Copy each line from the entries that the word "legend" appears in.
Start of Data for this task
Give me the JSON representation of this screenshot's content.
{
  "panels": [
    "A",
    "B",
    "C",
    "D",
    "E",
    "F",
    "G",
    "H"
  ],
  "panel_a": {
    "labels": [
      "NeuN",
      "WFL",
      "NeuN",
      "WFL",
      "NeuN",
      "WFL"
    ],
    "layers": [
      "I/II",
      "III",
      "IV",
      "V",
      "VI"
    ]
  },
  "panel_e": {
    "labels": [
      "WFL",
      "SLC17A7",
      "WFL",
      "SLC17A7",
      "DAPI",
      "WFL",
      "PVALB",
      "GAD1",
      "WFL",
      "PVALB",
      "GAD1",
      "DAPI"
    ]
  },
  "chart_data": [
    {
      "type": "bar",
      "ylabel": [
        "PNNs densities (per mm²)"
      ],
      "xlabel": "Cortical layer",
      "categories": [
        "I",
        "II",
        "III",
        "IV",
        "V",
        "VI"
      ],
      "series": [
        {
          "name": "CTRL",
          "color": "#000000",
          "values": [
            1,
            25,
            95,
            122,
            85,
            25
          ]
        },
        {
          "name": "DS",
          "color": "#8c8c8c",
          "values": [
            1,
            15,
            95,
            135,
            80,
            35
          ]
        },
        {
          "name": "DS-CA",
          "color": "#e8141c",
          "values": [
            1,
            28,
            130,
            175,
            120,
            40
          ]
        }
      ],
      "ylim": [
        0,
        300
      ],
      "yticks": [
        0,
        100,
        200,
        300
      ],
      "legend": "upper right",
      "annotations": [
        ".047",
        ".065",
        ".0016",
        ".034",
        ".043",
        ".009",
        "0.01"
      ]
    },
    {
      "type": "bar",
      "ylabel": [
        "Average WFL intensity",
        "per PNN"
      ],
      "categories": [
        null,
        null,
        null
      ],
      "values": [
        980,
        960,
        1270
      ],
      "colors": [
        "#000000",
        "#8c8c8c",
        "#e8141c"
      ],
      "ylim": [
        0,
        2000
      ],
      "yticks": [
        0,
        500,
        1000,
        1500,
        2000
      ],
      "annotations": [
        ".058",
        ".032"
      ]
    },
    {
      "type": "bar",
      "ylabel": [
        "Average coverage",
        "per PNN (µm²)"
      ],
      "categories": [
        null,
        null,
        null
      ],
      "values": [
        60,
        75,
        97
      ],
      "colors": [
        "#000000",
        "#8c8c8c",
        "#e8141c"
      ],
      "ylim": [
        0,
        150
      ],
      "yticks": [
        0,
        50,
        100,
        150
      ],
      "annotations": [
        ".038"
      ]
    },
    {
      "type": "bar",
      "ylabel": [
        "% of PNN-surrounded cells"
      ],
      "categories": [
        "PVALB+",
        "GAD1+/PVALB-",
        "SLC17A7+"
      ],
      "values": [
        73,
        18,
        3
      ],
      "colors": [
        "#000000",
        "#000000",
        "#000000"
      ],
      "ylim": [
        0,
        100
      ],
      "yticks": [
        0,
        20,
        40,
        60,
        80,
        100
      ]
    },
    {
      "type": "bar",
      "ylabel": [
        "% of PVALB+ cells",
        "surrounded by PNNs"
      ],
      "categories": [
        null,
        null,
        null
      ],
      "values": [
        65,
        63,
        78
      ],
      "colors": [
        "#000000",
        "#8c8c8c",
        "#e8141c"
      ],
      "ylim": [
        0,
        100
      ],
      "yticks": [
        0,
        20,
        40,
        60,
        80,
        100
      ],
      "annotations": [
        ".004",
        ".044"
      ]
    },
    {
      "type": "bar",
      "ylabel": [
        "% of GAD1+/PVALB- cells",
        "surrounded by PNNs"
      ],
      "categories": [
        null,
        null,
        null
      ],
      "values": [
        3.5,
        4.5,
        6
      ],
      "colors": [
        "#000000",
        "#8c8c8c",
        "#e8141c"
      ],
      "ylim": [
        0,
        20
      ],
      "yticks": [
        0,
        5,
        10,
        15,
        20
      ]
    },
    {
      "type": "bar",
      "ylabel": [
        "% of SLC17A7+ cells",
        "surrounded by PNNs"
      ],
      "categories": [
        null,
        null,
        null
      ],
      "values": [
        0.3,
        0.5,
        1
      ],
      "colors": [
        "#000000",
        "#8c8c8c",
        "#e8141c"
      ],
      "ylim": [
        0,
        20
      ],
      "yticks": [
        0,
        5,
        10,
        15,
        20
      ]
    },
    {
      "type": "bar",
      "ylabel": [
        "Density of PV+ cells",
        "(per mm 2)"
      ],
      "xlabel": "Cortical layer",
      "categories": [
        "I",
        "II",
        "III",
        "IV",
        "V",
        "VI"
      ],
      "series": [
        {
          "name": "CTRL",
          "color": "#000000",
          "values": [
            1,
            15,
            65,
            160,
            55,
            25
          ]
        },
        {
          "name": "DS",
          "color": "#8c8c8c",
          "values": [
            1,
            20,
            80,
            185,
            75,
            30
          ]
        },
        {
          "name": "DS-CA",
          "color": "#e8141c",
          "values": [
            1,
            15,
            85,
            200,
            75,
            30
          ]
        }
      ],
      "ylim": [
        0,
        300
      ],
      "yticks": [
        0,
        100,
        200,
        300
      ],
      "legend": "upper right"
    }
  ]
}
End of Data for this task
= Task result =
      "legend": "upper right",
      "legend": "upper right"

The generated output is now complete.